Attualità | Cronaca

Davanti alle fiamme di Notre Dame

Sull'incendio che il 15 aprile ha avvolto la cattedrale gotica di Parigi e su quanto la distruzione può essere sublime.

di Davide Coppo

L'incendio devasta il tetto della cattedrale di Notre-Dame di Parigi il 15 aprile 2019 (foto di Francois Guillot/Afp/Getty Images)

Mentre la cattedrale di Notre Dame era ancora in fiamme, il messaggio di Barack Obama, ex presidente degli Stati Uniti, ricordava le tipiche, gentili e fredde comunicazioni ufficiali e diplomatiche che seguono un lutto: «Siamo vicini ai francesi in questo momento di dolore», scriveva. Decontestualizzando il tweet dallo sfondo di una chiesa vecchia di otto secoli che brucia e lentamente crolla a pezzi in un giorno di primavera del 2019, sembrerebbe uno dei tipici, forse sentiti e certamente standardizzati messaggi diffusi nelle prime ore di un attacco all’Occidente, di una tragedia umanitaria. L’incendio a Notre Dame de Paris, però, non ha fatto registrare nessuna vittima e nessun colpevole doloso. Nel frattempo, centinaia di francesi presumibilmente cattolici si radunavano in alcune piazze e vie intorno alla cattedrale e venivano ripresi dai telegiornali mentre cantavano inni religiosi per salvare tramite divinità la struttura portante della costruzione, avvolta da anidride carbonica e monossido di carbonio.

◆ Contenuto dei dati ◆
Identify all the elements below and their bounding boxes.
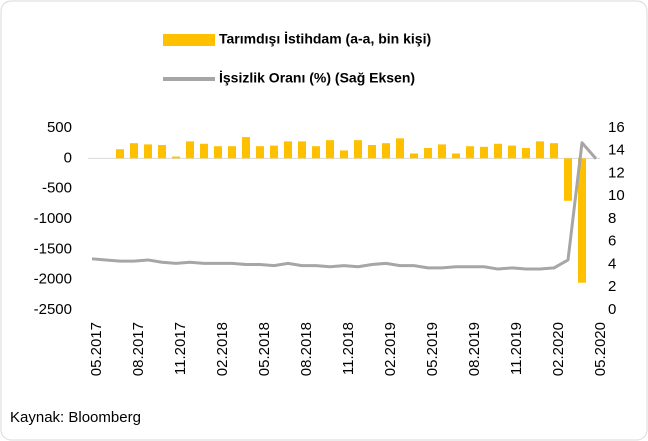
bar: [466, 146, 474, 159]
bar: [494, 143, 502, 159]
bar: [116, 149, 124, 159]
bar: [578, 158, 586, 283]
bar: [312, 146, 320, 159]
bar: [382, 143, 390, 159]
y-tick-label: -2000: [34, 271, 72, 288]
bar: [214, 146, 222, 159]
bar: [172, 156, 180, 159]
y2-tick-label: 8: [608, 210, 616, 227]
x-tick-label: 11.2019: [508, 322, 525, 375]
x-tick-label: 02.2018: [214, 322, 231, 376]
y2-tick-label: 16: [608, 119, 625, 136]
y2-tick-label: 6: [608, 233, 616, 250]
x-tick-label: 02.2020: [550, 322, 567, 376]
y2-tick-label: 10: [608, 187, 625, 204]
x-tick-label: 05.2017: [88, 322, 105, 376]
legend-swatch: [163, 34, 215, 46]
y2-tick-label: 12: [608, 164, 625, 181]
source-note: Kaynak: Bloomberg: [10, 409, 141, 426]
y-tick-label: -1500: [34, 240, 72, 257]
bar: [564, 158, 572, 201]
x-tick-label: 11.2017: [172, 322, 189, 375]
bar: [158, 144, 166, 159]
x-tick-label: 08.2019: [466, 322, 483, 376]
y-tick-label: -2500: [34, 301, 72, 318]
y2-tick-label: 4: [608, 255, 616, 272]
bar: [298, 141, 306, 159]
bar: [200, 143, 208, 159]
bar: [228, 146, 236, 159]
bar: [270, 145, 278, 159]
legend-label: İşsizlik Oranı (%) (Sağ Eksen): [219, 70, 415, 86]
bar: [326, 140, 334, 159]
bar: [452, 153, 460, 159]
bar: [396, 138, 404, 159]
x-tick-label: 08.2017: [130, 322, 147, 376]
bar: [410, 153, 418, 159]
bar: [508, 145, 516, 159]
bar: [186, 141, 194, 159]
bar: [550, 143, 558, 159]
y2-tick-label: 0: [608, 301, 616, 318]
y-tick-label: 500: [47, 119, 72, 136]
legend-label: Tarımdışı İstihdam (a-a, bin kişi): [219, 31, 431, 47]
bar: [424, 148, 432, 159]
y-tick-label: -1000: [34, 210, 72, 227]
y-tick-label: 0: [64, 149, 72, 166]
x-tick-label: 05.2019: [424, 322, 441, 376]
bar: [256, 146, 264, 159]
bar: [480, 146, 488, 159]
bar: [522, 148, 530, 159]
y2-tick-label: 2: [608, 278, 616, 295]
bar: [144, 144, 152, 159]
x-tick-label: 05.2020: [592, 322, 609, 376]
bar: [340, 150, 348, 159]
bar: [438, 144, 446, 159]
bar: [354, 140, 362, 159]
y2-tick-label: 14: [608, 142, 625, 159]
bar: [536, 141, 544, 159]
bar: [284, 141, 292, 159]
x-tick-label: 11.2018: [340, 322, 357, 375]
bar: [368, 144, 376, 159]
line: [91, 141, 598, 271]
bar: [242, 137, 250, 159]
y-tick-label: -500: [42, 180, 72, 197]
bar: [130, 143, 138, 159]
x-tick-label: 08.2018: [298, 322, 315, 376]
x-tick-label: 02.2019: [382, 322, 399, 376]
x-tick-label: 05.2018: [256, 322, 273, 376]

◆ Cosa fare ◆
Trascrivi un passo dell'articolo sull'incendio di Notre Dame: parti dalle parole "Davanti alle fiamme" e fermati dopo "può essere sublime.".

◆ Risultato ◆
Davanti alle fiamme di Notre Dame

Sull'incendio che il 15 aprile ha avvolto la cattedrale gotica di Parigi e su quanto la distruzione può essere sublime.